Task to carry out =>
Filter this data down to the lines that hold "Techcombank", and copy them.
------ Records for processing
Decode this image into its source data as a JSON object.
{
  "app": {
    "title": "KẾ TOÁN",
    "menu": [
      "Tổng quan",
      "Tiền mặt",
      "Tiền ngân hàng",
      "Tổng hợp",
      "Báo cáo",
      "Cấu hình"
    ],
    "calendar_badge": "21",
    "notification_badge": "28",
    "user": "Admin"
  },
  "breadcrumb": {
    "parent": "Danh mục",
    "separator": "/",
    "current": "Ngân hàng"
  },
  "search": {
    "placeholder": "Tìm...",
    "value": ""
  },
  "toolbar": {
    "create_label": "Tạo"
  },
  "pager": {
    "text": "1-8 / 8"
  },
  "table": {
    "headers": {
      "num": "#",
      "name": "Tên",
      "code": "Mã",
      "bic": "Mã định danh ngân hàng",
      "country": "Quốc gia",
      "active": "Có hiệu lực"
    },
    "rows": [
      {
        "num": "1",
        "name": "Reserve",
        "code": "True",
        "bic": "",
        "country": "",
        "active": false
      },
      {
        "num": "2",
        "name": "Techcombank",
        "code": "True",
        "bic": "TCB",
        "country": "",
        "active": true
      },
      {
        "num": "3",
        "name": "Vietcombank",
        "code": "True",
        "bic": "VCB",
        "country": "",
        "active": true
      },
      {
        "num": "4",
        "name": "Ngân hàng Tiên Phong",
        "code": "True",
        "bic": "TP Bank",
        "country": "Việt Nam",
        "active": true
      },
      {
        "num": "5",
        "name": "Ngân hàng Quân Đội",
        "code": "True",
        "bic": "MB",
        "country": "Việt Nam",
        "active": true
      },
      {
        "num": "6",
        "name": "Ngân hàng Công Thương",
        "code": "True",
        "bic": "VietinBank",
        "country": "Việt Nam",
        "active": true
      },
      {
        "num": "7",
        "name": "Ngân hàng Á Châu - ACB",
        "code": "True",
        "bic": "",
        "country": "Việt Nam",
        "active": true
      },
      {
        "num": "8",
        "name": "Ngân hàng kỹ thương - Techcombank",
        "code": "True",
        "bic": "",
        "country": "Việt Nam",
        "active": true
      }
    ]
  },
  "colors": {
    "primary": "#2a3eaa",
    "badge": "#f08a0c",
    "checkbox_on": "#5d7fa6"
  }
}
------------
Task result =>
        "name": "Techcombank",
        "name": "Ngân hàng kỹ thương - Techcombank",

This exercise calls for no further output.